(Listings of boxed layout items)
* * *

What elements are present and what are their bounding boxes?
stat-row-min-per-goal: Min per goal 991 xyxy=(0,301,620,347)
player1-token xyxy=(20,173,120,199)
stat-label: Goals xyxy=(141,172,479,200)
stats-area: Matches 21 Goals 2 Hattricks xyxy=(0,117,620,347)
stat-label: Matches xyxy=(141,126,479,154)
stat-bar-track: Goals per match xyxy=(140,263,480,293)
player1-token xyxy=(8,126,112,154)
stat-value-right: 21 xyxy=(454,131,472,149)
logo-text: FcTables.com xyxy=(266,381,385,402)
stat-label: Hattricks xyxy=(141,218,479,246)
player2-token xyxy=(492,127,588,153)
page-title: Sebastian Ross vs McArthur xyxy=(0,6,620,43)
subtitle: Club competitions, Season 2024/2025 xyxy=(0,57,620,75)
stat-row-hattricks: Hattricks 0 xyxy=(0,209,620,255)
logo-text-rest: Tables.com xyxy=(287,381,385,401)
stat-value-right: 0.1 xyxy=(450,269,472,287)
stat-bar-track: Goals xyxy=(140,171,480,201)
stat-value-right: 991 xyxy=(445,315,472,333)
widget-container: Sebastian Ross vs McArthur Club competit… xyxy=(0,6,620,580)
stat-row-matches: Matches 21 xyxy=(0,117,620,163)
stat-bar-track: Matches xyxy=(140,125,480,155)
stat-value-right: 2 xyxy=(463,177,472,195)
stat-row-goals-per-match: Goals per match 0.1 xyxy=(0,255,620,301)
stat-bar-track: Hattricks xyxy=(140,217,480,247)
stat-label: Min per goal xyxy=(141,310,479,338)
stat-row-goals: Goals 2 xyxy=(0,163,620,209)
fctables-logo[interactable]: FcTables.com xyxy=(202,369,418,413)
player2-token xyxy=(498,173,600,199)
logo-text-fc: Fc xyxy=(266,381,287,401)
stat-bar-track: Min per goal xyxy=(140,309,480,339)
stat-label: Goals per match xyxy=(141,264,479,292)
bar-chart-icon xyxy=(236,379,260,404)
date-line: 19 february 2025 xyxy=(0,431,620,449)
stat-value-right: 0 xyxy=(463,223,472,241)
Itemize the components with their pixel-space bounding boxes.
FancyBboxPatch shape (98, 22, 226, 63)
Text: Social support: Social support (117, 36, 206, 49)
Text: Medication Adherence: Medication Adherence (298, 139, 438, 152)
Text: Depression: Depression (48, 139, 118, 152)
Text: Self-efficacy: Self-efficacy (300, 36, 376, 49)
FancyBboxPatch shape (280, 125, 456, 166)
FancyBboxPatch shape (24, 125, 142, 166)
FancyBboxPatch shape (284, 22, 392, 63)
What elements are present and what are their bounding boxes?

* * *

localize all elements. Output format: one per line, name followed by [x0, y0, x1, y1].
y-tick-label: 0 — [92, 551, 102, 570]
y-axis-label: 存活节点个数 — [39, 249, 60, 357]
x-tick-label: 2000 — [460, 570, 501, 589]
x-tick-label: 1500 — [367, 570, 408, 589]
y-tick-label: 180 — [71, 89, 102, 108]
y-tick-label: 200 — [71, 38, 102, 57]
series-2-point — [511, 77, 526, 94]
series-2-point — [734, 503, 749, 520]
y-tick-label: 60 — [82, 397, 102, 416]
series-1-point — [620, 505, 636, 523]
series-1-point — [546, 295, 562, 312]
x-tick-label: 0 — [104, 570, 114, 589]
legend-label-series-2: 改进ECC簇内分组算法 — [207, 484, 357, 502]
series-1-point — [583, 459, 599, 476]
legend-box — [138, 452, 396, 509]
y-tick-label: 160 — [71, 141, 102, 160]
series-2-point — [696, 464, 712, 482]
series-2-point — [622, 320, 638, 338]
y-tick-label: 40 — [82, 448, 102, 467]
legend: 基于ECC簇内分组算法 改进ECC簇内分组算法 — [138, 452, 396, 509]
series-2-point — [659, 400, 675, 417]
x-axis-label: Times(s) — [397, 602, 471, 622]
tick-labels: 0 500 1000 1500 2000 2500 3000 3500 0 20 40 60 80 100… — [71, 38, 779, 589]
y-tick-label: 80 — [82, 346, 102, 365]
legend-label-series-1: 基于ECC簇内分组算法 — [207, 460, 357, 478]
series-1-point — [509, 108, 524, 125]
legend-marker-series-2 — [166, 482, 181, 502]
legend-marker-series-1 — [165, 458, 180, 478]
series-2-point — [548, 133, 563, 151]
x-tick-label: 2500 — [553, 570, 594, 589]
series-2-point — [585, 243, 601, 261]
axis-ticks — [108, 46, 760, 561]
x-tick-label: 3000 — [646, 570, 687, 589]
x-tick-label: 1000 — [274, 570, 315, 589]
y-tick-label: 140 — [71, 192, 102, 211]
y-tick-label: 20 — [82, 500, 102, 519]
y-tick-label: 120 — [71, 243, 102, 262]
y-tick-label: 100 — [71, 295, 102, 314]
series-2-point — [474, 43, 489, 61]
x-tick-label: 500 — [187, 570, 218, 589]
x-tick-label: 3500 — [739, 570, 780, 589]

* * *

Can you give the records again from the line containing "localize all elements." through the line containing "y-tick-label: 40 — [82, 448, 102, 467]", substituting "x-axis-tick" for every "x-tick-label" and keeping everything else unchanged?

## Result of this task:
localize all elements. Output format: one per line, name followed by [x0, y0, x1, y1].
y-tick-label: 0 — [92, 551, 102, 570]
y-axis-label: 存活节点个数 — [39, 249, 60, 357]
x-axis-tick: 2000 — [460, 570, 501, 589]
x-axis-tick: 1500 — [367, 570, 408, 589]
y-tick-label: 180 — [71, 89, 102, 108]
y-tick-label: 200 — [71, 38, 102, 57]
series-2-point — [511, 77, 526, 94]
series-2-point — [734, 503, 749, 520]
y-tick-label: 60 — [82, 397, 102, 416]
series-1-point — [620, 505, 636, 523]
series-1-point — [546, 295, 562, 312]
x-axis-tick: 0 — [104, 570, 114, 589]
legend-label-series-2: 改进ECC簇内分组算法 — [207, 484, 357, 502]
series-1-point — [583, 459, 599, 476]
legend-box — [138, 452, 396, 509]
y-tick-label: 160 — [71, 141, 102, 160]
series-2-point — [696, 464, 712, 482]
series-2-point — [622, 320, 638, 338]
y-tick-label: 40 — [82, 448, 102, 467]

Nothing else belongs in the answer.